═══ Task inputs ═══

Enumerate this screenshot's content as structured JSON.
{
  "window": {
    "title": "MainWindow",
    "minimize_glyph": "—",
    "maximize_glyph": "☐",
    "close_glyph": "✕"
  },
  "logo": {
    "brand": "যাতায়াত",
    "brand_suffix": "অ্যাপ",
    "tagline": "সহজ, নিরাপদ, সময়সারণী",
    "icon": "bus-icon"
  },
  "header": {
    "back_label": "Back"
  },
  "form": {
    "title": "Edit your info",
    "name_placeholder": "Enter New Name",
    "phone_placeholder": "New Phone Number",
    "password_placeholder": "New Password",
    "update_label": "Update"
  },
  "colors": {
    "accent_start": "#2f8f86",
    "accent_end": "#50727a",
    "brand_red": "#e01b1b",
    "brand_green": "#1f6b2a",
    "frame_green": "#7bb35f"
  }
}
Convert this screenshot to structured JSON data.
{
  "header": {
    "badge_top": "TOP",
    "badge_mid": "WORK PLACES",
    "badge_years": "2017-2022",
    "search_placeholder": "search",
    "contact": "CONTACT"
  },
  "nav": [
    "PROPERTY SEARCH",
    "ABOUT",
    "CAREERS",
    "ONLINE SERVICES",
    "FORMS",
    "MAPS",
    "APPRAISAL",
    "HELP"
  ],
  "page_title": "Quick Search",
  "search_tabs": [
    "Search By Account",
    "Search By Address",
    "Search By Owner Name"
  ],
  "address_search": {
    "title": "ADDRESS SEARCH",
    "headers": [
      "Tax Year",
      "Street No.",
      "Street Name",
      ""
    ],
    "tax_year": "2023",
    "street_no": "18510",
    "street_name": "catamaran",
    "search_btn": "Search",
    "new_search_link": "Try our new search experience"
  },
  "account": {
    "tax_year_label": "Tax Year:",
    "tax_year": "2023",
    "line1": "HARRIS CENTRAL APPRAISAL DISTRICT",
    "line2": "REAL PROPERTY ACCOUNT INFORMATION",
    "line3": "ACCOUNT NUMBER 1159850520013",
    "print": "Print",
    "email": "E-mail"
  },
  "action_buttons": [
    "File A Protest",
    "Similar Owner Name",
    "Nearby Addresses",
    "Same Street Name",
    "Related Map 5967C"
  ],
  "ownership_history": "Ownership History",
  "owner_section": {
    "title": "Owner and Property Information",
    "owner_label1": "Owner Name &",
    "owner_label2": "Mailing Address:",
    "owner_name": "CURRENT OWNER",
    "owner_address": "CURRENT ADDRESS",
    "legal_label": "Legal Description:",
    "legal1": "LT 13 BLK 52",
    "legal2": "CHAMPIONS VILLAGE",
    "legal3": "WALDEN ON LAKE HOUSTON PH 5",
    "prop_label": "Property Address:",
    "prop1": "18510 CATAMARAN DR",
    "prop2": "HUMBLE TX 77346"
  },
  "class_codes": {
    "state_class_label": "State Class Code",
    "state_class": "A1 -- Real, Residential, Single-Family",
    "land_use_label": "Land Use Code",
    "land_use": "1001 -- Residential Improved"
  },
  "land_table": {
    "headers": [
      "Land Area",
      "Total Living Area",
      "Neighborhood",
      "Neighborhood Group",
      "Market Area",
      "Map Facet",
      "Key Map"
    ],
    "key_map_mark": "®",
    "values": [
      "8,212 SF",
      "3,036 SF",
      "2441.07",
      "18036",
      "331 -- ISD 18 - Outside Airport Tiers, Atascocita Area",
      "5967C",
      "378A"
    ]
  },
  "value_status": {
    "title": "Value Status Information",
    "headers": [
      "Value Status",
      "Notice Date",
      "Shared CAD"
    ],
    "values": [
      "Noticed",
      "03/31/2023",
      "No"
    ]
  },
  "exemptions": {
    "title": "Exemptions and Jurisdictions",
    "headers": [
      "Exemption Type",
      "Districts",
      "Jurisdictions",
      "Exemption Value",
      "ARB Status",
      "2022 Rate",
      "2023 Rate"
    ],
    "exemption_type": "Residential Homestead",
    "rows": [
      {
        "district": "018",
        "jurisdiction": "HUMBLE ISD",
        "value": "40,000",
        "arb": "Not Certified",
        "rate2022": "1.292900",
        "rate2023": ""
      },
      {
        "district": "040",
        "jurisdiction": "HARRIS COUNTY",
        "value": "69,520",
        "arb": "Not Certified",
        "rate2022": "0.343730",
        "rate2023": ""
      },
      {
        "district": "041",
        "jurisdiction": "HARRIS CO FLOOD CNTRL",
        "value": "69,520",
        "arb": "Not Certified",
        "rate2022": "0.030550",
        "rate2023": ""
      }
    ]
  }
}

═══

▸ **Problem requirements**
Make an exact copy of the records.

▸ **Response to this task**
Enumerate this screenshot's content as structured JSON.
{
  "window": {
    "title": "MainWindow",
    "minimize_glyph": "—",
    "maximize_glyph": "☐",
    "close_glyph": "✕"
  },
  "logo": {
    "brand": "যাতায়াত",
    "brand_suffix": "অ্যাপ",
    "tagline": "সহজ, নিরাপদ, সময়সারণী",
    "icon": "bus-icon"
  },
  "header": {
    "back_label": "Back"
  },
  "form": {
    "title": "Edit your info",
    "name_placeholder": "Enter New Name",
    "phone_placeholder": "New Phone Number",
    "password_placeholder": "New Password",
    "update_label": "Update"
  },
  "colors": {
    "accent_start": "#2f8f86",
    "accent_end": "#50727a",
    "brand_red": "#e01b1b",
    "brand_green": "#1f6b2a",
    "frame_green": "#7bb35f"
  }
}
Convert this screenshot to structured JSON data.
{
  "header": {
    "badge_top": "TOP",
    "badge_mid": "WORK PLACES",
    "badge_years": "2017-2022",
    "search_placeholder": "search",
    "contact": "CONTACT"
  },
  "nav": [
    "PROPERTY SEARCH",
    "ABOUT",
    "CAREERS",
    "ONLINE SERVICES",
    "FORMS",
    "MAPS",
    "APPRAISAL",
    "HELP"
  ],
  "page_title": "Quick Search",
  "search_tabs": [
    "Search By Account",
    "Search By Address",
    "Search By Owner Name"
  ],
  "address_search": {
    "title": "ADDRESS SEARCH",
    "headers": [
      "Tax Year",
      "Street No.",
      "Street Name",
      ""
    ],
    "tax_year": "2023",
    "street_no": "18510",
    "street_name": "catamaran",
    "search_btn": "Search",
    "new_search_link": "Try our new search experience"
  },
  "account": {
    "tax_year_label": "Tax Year:",
    "tax_year": "2023",
    "line1": "HARRIS CENTRAL APPRAISAL DISTRICT",
    "line2": "REAL PROPERTY ACCOUNT INFORMATION",
    "line3": "ACCOUNT NUMBER 1159850520013",
    "print": "Print",
    "email": "E-mail"
  },
  "action_buttons": [
    "File A Protest",
    "Similar Owner Name",
    "Nearby Addresses",
    "Same Street Name",
    "Related Map 5967C"
  ],
  "ownership_history": "Ownership History",
  "owner_section": {
    "title": "Owner and Property Information",
    "owner_label1": "Owner Name &",
    "owner_label2": "Mailing Address:",
    "owner_name": "CURRENT OWNER",
    "owner_address": "CURRENT ADDRESS",
    "legal_label": "Legal Description:",
    "legal1": "LT 13 BLK 52",
    "legal2": "CHAMPIONS VILLAGE",
    "legal3": "WALDEN ON LAKE HOUSTON PH 5",
    "prop_label": "Property Address:",
    "prop1": "18510 CATAMARAN DR",
    "prop2": "HUMBLE TX 77346"
  },
  "class_codes": {
    "state_class_label": "State Class Code",
    "state_class": "A1 -- Real, Residential, Single-Family",
    "land_use_label": "Land Use Code",
    "land_use": "1001 -- Residential Improved"
  },
  "land_table": {
    "headers": [
      "Land Area",
      "Total Living Area",
      "Neighborhood",
      "Neighborhood Group",
      "Market Area",
      "Map Facet",
      "Key Map"
    ],
    "key_map_mark": "®",
    "values": [
      "8,212 SF",
      "3,036 SF",
      "2441.07",
      "18036",
      "331 -- ISD 18 - Outside Airport Tiers, Atascocita Area",
      "5967C",
      "378A"
    ]
  },
  "value_status": {
    "title": "Value Status Information",
    "headers": [
      "Value Status",
      "Notice Date",
      "Shared CAD"
    ],
    "values": [
      "Noticed",
      "03/31/2023",
      "No"
    ]
  },
  "exemptions": {
    "title": "Exemptions and Jurisdictions",
    "headers": [
      "Exemption Type",
      "Districts",
      "Jurisdictions",
      "Exemption Value",
      "ARB Status",
      "2022 Rate",
      "2023 Rate"
    ],
    "exemption_type": "Residential Homestead",
    "rows": [
      {
        "district": "018",
        "jurisdiction": "HUMBLE ISD",
        "value": "40,000",
        "arb": "Not Certified",
        "rate2022": "1.292900",
        "rate2023": ""
      },
      {
        "district": "040",
        "jurisdiction": "HARRIS COUNTY",
        "value": "69,520",
        "arb": "Not Certified",
        "rate2022": "0.343730",
        "rate2023": ""
      },
      {
        "district": "041",
        "jurisdiction": "HARRIS CO FLOOD CNTRL",
        "value": "69,520",
        "arb": "Not Certified",
        "rate2022": "0.030550",
        "rate2023": ""
      }
    ]
  }
}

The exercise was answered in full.